→ WRITTEN INSTRUCTION
Only a number is wanted: how many lines of the entries include the string "buckling"?

→ Dataset items
* * *
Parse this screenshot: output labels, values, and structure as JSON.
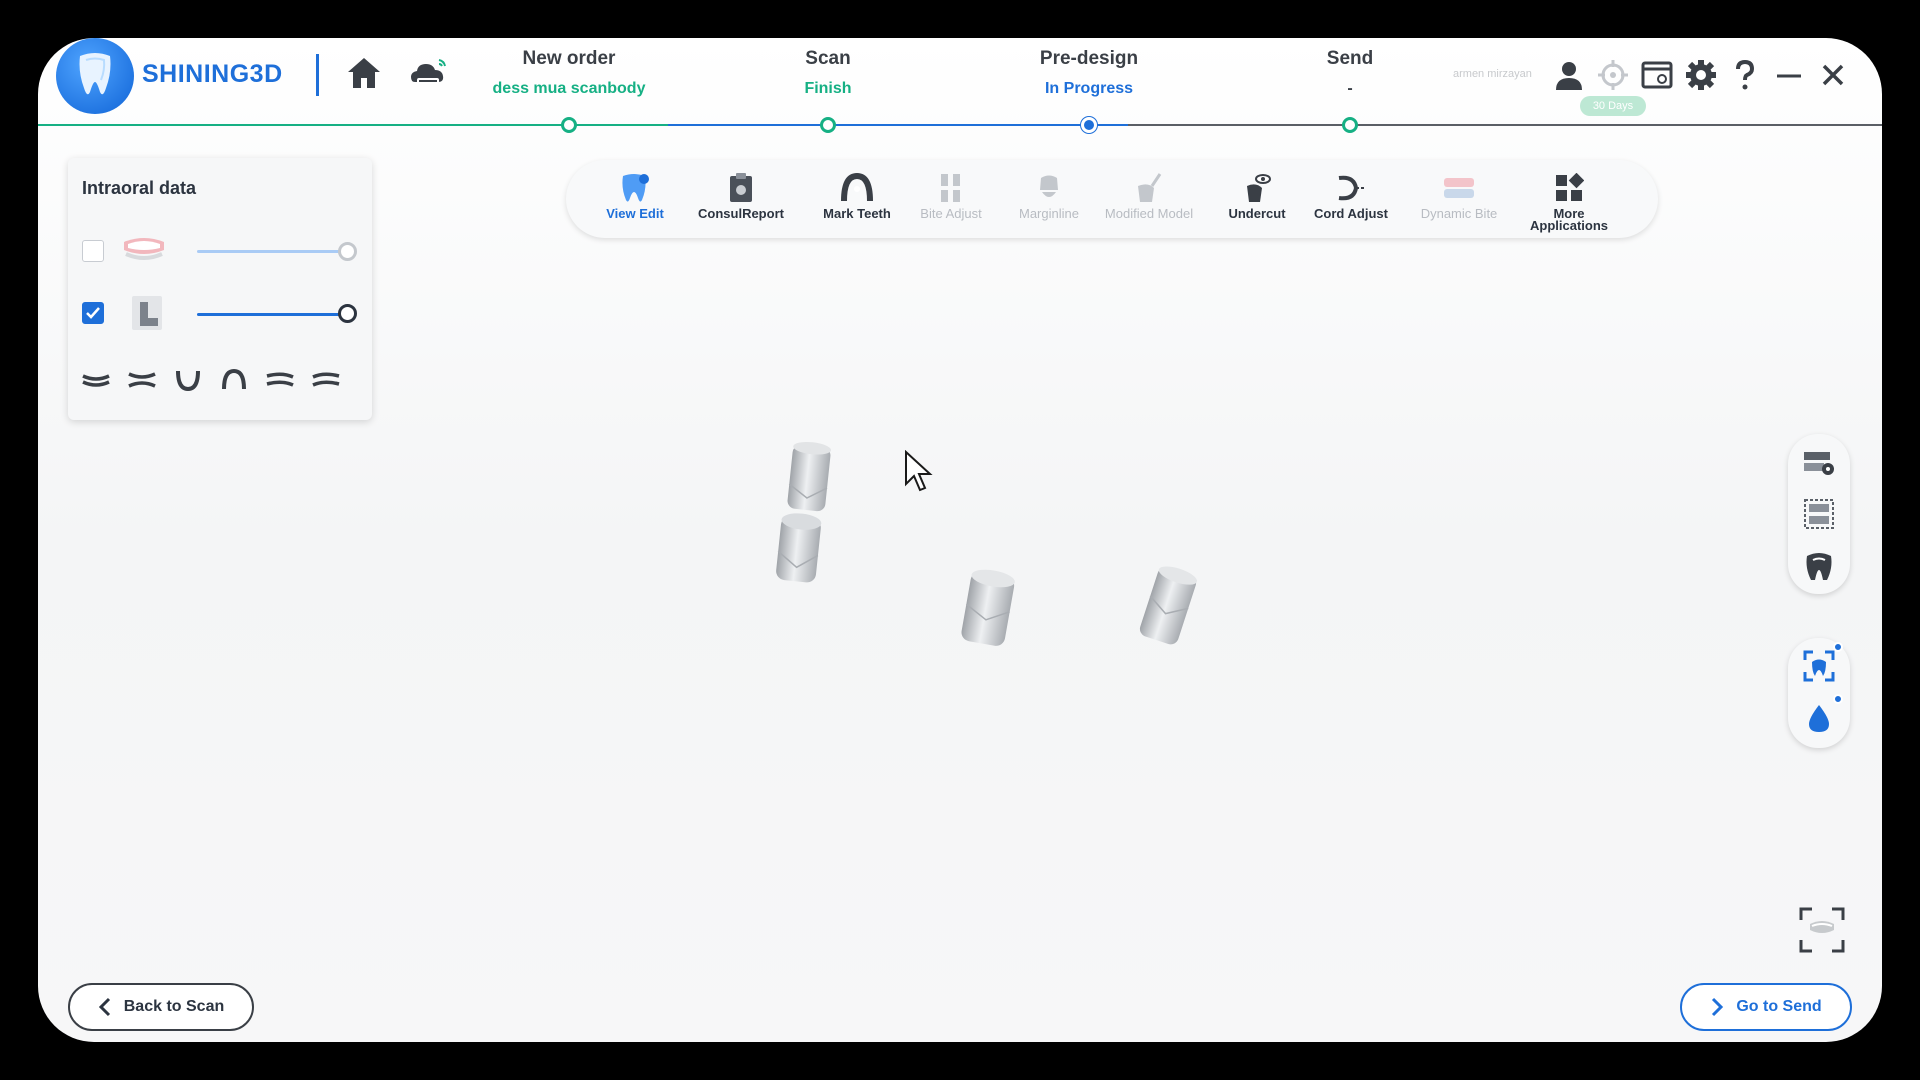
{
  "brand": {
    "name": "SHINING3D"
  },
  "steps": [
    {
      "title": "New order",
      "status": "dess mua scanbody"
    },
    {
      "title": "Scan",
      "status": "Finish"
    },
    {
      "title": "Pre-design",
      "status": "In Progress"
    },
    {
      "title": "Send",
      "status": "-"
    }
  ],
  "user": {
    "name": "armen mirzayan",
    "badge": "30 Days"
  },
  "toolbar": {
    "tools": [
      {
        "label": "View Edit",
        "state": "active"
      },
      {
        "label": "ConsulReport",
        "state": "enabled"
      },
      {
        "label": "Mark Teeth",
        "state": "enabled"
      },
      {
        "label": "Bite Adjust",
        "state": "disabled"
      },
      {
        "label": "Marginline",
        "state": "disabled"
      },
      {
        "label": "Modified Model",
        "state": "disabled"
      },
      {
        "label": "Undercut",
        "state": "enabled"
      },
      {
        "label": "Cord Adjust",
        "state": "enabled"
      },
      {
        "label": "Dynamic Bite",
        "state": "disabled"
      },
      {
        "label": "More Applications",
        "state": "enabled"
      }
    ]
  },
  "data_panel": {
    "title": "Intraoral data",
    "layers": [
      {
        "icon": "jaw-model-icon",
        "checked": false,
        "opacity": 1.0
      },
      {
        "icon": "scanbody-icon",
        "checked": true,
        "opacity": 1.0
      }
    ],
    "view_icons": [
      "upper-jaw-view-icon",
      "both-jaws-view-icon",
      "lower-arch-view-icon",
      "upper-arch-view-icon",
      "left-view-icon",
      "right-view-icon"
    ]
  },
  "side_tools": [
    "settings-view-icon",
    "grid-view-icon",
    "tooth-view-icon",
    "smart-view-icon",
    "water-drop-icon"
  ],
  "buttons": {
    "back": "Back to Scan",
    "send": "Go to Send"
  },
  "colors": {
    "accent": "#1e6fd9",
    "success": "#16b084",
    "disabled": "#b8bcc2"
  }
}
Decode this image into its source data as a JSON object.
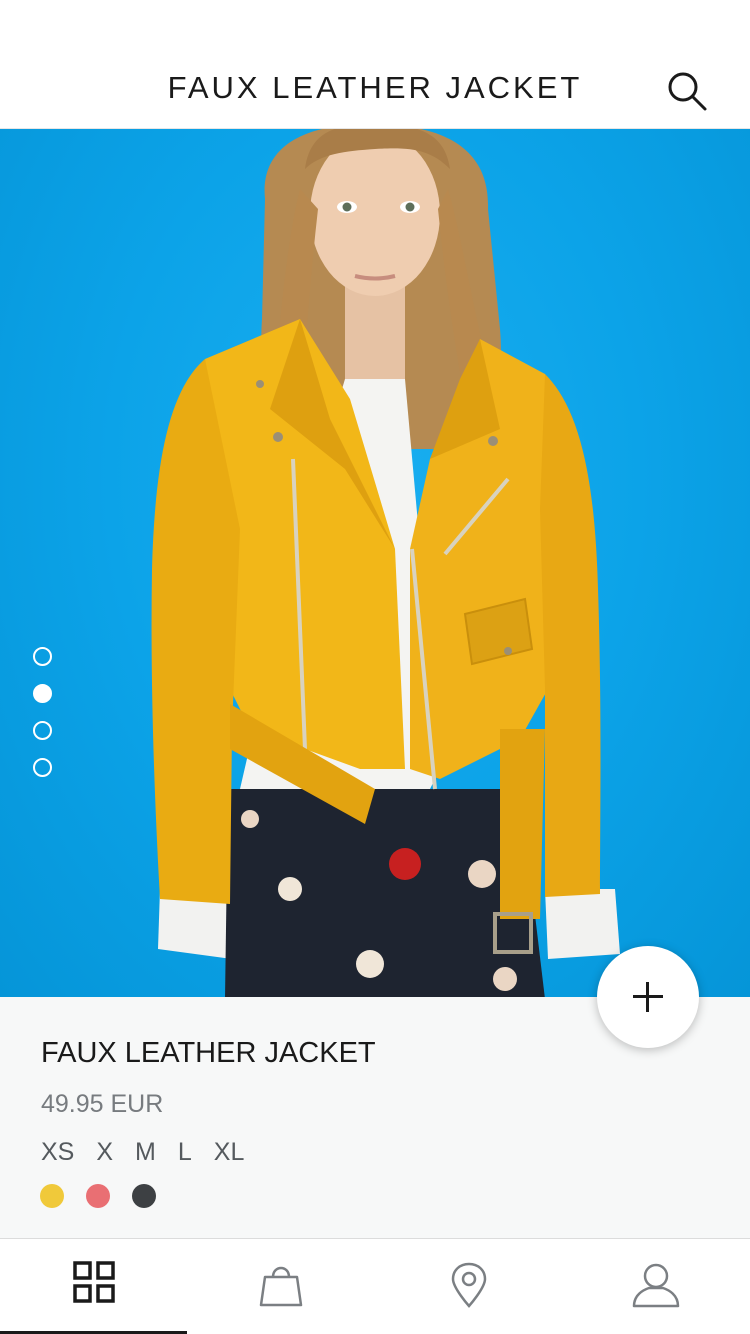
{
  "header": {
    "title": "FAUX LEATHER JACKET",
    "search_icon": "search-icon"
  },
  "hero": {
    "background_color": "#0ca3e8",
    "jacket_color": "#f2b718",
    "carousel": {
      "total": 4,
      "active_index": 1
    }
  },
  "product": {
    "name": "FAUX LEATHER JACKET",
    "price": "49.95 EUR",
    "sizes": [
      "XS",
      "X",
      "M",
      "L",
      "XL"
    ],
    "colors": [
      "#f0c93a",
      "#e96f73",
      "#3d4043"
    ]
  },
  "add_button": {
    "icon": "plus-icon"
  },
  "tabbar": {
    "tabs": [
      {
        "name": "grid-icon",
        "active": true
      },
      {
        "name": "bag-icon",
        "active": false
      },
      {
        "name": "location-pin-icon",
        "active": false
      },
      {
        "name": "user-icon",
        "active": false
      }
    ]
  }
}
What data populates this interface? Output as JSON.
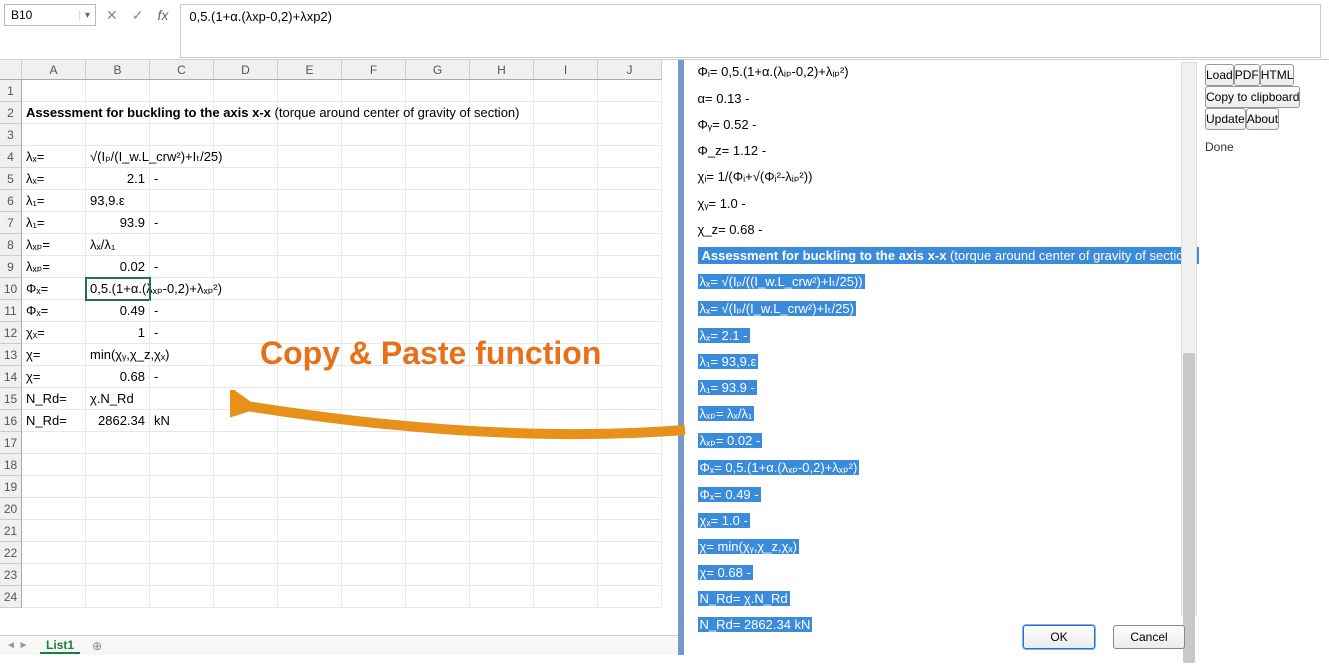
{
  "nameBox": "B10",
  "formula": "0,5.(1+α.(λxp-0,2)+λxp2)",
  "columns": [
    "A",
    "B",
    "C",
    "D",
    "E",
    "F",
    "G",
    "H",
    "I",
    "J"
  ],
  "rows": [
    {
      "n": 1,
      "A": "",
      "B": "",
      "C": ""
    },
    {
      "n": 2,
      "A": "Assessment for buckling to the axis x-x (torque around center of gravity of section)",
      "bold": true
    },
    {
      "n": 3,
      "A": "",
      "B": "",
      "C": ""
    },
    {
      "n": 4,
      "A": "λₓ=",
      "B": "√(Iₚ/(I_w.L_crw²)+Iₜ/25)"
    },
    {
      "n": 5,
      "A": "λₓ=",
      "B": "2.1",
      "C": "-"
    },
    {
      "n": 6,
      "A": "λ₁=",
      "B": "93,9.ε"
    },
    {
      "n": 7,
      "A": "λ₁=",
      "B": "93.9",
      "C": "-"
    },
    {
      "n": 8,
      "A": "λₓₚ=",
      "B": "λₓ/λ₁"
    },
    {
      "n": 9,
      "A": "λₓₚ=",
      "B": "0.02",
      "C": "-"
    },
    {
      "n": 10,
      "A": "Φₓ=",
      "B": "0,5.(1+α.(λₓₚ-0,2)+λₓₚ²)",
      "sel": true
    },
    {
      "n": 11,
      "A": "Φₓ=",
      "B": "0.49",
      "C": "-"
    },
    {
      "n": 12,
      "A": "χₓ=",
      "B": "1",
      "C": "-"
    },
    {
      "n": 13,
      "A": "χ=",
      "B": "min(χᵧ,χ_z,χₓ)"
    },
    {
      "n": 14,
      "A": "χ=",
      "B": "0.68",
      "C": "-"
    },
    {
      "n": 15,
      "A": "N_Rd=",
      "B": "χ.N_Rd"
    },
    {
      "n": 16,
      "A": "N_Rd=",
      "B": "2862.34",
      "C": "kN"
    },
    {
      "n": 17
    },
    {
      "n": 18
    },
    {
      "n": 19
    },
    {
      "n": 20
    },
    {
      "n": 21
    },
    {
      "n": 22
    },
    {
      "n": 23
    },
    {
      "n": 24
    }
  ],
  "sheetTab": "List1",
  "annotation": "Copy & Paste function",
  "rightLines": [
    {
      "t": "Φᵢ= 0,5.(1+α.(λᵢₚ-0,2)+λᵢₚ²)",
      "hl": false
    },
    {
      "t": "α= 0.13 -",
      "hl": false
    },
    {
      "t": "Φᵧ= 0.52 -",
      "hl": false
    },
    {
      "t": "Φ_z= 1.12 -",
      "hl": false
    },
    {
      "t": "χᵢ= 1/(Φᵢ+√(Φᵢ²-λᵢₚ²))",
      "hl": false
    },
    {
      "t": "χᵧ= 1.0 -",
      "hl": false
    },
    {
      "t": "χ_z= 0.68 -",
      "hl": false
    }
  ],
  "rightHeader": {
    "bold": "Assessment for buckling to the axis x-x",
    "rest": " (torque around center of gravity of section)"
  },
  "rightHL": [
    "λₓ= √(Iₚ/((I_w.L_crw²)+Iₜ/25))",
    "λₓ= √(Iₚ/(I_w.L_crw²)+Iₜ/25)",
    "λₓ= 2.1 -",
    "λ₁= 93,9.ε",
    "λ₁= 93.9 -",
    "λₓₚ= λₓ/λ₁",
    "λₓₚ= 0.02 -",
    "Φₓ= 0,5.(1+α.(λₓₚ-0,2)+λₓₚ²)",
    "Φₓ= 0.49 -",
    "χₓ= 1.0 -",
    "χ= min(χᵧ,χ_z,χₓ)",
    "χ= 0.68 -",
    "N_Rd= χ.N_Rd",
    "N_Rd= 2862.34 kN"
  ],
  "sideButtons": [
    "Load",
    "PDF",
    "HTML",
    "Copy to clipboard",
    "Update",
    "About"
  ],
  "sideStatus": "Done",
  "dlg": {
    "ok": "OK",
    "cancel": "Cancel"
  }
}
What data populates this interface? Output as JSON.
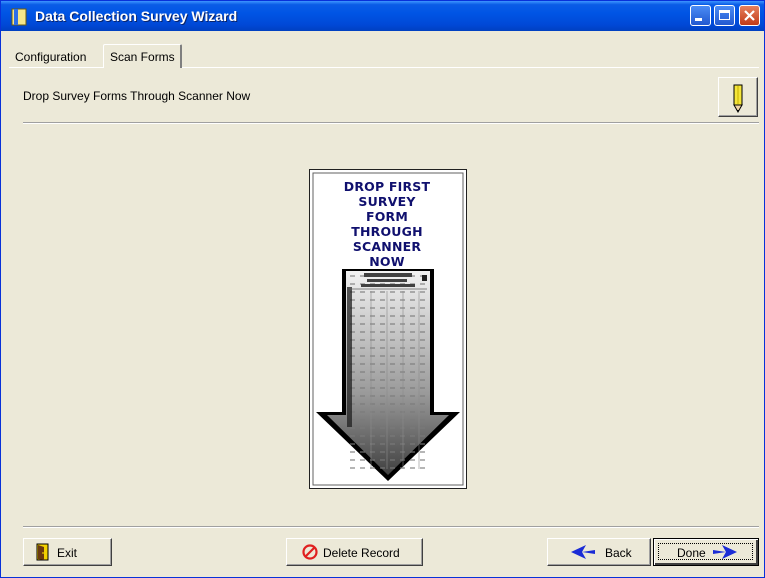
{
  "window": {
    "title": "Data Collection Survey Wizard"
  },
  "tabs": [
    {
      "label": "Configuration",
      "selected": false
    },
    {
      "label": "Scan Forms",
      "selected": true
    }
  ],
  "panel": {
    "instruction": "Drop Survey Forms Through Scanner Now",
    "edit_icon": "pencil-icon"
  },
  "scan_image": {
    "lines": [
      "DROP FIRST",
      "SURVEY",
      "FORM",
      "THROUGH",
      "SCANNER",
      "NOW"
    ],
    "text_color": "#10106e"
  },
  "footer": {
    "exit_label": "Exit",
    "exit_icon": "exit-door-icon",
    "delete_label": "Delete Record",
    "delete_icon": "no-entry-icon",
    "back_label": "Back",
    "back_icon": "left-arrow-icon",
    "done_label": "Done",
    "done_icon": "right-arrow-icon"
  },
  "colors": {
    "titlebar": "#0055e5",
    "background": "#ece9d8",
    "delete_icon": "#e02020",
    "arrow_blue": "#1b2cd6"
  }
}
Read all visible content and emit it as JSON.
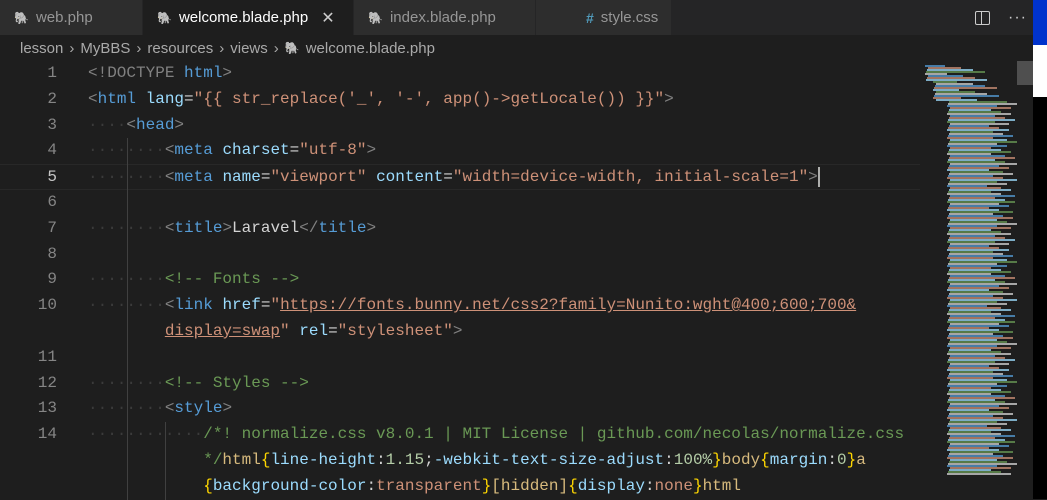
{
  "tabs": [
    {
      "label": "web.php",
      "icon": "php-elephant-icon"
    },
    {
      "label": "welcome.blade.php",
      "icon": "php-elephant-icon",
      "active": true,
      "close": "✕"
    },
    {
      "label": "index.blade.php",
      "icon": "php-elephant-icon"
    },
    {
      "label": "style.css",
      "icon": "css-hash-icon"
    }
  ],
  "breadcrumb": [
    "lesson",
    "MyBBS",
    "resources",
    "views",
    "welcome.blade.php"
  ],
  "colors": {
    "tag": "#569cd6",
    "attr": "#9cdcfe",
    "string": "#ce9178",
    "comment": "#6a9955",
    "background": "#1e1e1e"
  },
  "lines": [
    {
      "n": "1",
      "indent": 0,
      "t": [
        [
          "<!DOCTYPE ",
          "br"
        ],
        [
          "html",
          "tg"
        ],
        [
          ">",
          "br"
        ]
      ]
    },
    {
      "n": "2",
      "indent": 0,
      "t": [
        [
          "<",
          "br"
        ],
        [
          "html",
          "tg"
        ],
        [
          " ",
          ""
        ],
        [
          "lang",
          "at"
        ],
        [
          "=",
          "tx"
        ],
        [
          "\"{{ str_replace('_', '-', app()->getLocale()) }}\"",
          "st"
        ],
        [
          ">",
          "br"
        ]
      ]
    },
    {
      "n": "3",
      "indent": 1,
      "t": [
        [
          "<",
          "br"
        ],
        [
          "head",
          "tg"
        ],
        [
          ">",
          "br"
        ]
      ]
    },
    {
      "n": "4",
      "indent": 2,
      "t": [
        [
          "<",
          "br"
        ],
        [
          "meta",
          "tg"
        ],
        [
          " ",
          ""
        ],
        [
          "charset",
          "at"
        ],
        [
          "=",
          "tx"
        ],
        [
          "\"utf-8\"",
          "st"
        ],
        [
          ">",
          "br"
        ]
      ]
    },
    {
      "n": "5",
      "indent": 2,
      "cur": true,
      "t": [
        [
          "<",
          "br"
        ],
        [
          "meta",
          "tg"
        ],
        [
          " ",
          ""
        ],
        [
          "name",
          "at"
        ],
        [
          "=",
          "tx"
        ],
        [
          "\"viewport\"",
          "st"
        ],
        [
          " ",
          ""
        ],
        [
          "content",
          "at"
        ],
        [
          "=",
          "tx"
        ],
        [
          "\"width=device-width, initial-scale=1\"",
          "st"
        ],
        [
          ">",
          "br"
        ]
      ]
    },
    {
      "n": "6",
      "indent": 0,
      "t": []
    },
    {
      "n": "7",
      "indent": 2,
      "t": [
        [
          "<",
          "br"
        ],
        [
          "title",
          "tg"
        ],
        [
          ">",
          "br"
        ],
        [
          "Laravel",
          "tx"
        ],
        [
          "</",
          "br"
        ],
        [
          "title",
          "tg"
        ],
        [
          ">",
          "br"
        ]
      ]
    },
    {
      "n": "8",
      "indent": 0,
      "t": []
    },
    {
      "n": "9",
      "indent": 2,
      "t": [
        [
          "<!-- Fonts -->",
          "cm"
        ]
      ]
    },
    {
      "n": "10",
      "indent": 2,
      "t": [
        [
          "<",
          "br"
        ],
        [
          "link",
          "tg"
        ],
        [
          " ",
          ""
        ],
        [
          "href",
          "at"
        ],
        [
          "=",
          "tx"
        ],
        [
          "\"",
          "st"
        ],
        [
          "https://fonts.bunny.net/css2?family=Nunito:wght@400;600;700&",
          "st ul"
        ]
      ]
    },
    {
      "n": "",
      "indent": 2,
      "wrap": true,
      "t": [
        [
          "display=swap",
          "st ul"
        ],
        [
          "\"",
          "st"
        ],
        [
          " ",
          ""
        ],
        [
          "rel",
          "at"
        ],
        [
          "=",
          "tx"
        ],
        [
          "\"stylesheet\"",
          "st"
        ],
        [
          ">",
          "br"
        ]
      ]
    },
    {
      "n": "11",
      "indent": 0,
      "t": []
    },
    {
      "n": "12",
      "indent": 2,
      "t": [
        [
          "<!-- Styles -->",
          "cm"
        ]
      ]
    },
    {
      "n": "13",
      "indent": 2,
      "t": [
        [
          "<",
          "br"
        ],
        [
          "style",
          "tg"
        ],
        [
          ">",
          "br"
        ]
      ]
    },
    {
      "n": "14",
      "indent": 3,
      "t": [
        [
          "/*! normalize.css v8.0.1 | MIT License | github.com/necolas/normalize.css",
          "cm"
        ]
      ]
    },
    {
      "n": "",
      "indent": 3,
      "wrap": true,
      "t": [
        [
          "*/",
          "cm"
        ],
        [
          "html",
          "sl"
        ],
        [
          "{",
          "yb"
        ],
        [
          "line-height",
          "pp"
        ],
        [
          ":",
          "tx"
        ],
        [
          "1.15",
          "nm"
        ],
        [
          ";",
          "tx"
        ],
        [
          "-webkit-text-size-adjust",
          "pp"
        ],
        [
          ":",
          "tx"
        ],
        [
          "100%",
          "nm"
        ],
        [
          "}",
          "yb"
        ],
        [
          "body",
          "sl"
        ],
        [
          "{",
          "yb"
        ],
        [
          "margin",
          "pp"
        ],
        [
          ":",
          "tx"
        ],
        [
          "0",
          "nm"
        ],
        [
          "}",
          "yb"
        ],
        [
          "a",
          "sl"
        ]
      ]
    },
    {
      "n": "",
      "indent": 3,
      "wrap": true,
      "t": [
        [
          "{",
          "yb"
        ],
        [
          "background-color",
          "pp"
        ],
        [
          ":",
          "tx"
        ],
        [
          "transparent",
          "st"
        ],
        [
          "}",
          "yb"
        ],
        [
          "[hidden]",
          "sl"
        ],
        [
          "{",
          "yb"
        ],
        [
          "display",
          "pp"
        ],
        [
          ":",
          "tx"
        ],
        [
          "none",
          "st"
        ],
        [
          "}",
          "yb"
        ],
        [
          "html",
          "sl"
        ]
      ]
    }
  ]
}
* * *
→ RESULT FOR THIS TASK
2